* **Short task**
Render the material again word for word, skipping the pictures in it.

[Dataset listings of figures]
■ ■ ■ ■
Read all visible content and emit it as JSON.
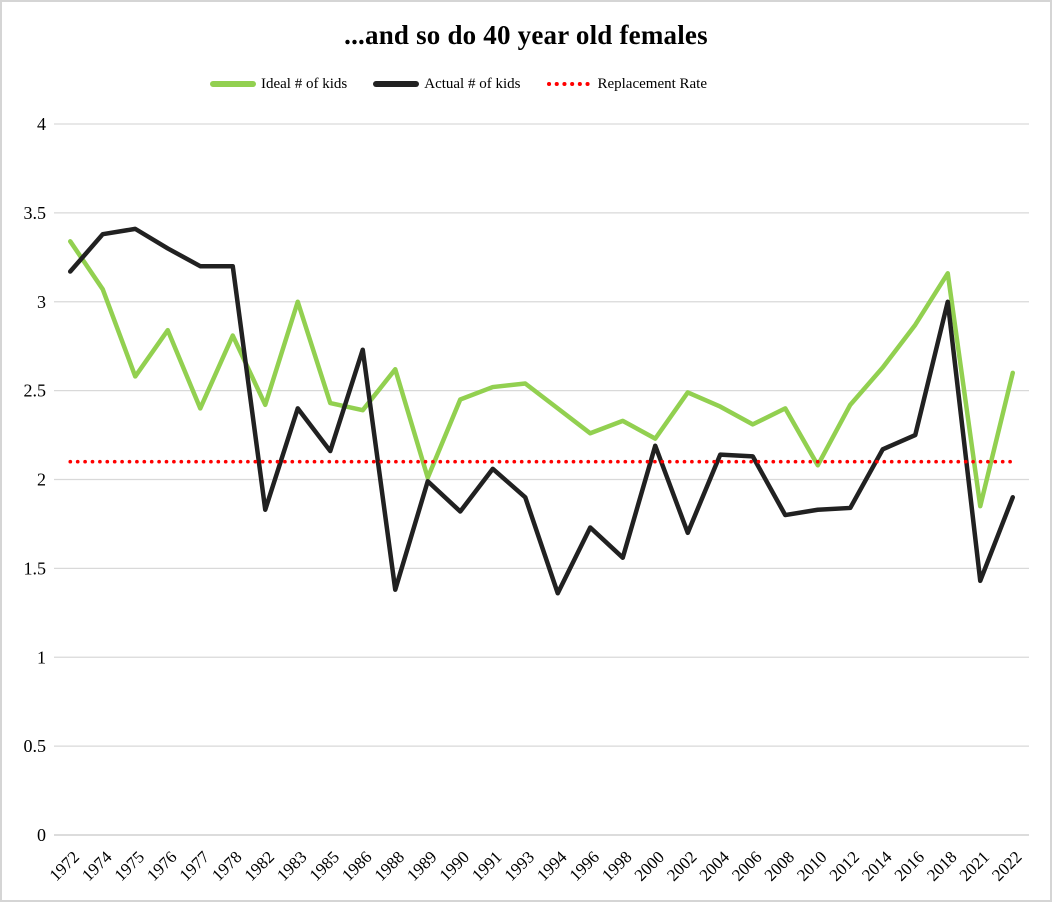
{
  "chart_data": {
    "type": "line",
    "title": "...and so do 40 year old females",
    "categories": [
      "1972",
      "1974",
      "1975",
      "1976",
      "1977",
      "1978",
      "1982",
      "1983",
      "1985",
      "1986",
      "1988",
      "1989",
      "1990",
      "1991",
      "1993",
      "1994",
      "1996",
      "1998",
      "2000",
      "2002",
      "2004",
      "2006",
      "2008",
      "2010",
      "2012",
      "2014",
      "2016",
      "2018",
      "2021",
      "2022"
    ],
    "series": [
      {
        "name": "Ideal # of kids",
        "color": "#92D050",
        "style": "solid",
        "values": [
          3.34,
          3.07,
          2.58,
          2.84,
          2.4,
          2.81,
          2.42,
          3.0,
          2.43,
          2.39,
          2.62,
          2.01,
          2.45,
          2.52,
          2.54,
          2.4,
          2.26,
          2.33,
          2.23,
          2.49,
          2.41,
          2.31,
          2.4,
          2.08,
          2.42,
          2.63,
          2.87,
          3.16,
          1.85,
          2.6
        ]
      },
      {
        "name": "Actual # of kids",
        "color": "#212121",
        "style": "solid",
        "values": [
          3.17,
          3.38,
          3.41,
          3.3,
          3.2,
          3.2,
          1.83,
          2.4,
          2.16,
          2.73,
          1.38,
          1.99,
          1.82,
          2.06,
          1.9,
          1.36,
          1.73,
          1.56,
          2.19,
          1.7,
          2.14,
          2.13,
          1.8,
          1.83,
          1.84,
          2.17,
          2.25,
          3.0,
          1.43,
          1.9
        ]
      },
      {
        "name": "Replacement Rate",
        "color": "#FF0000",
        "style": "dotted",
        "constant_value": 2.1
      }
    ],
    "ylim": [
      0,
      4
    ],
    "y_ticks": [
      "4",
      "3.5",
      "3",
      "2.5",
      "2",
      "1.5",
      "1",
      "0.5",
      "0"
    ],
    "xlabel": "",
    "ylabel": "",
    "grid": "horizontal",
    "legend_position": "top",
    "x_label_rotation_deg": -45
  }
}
■ ■ ■ ■
* **Exercise output**
Read all visible content and emit it as JSON.
{
  "chart_data": {
    "type": "line",
    "title": "...and so do 40 year old females",
    "categories": [
      "1972",
      "1974",
      "1975",
      "1976",
      "1977",
      "1978",
      "1982",
      "1983",
      "1985",
      "1986",
      "1988",
      "1989",
      "1990",
      "1991",
      "1993",
      "1994",
      "1996",
      "1998",
      "2000",
      "2002",
      "2004",
      "2006",
      "2008",
      "2010",
      "2012",
      "2014",
      "2016",
      "2018",
      "2021",
      "2022"
    ],
    "series": [
      {
        "name": "Ideal # of kids",
        "color": "#92D050",
        "style": "solid",
        "values": [
          3.34,
          3.07,
          2.58,
          2.84,
          2.4,
          2.81,
          2.42,
          3.0,
          2.43,
          2.39,
          2.62,
          2.01,
          2.45,
          2.52,
          2.54,
          2.4,
          2.26,
          2.33,
          2.23,
          2.49,
          2.41,
          2.31,
          2.4,
          2.08,
          2.42,
          2.63,
          2.87,
          3.16,
          1.85,
          2.6
        ]
      },
      {
        "name": "Actual # of kids",
        "color": "#212121",
        "style": "solid",
        "values": [
          3.17,
          3.38,
          3.41,
          3.3,
          3.2,
          3.2,
          1.83,
          2.4,
          2.16,
          2.73,
          1.38,
          1.99,
          1.82,
          2.06,
          1.9,
          1.36,
          1.73,
          1.56,
          2.19,
          1.7,
          2.14,
          2.13,
          1.8,
          1.83,
          1.84,
          2.17,
          2.25,
          3.0,
          1.43,
          1.9
        ]
      },
      {
        "name": "Replacement Rate",
        "color": "#FF0000",
        "style": "dotted",
        "constant_value": 2.1
      }
    ],
    "ylim": [
      0,
      4
    ],
    "y_ticks": [
      "4",
      "3.5",
      "3",
      "2.5",
      "2",
      "1.5",
      "1",
      "0.5",
      "0"
    ],
    "xlabel": "",
    "ylabel": "",
    "grid": "horizontal",
    "legend_position": "top",
    "x_label_rotation_deg": -45
  }
}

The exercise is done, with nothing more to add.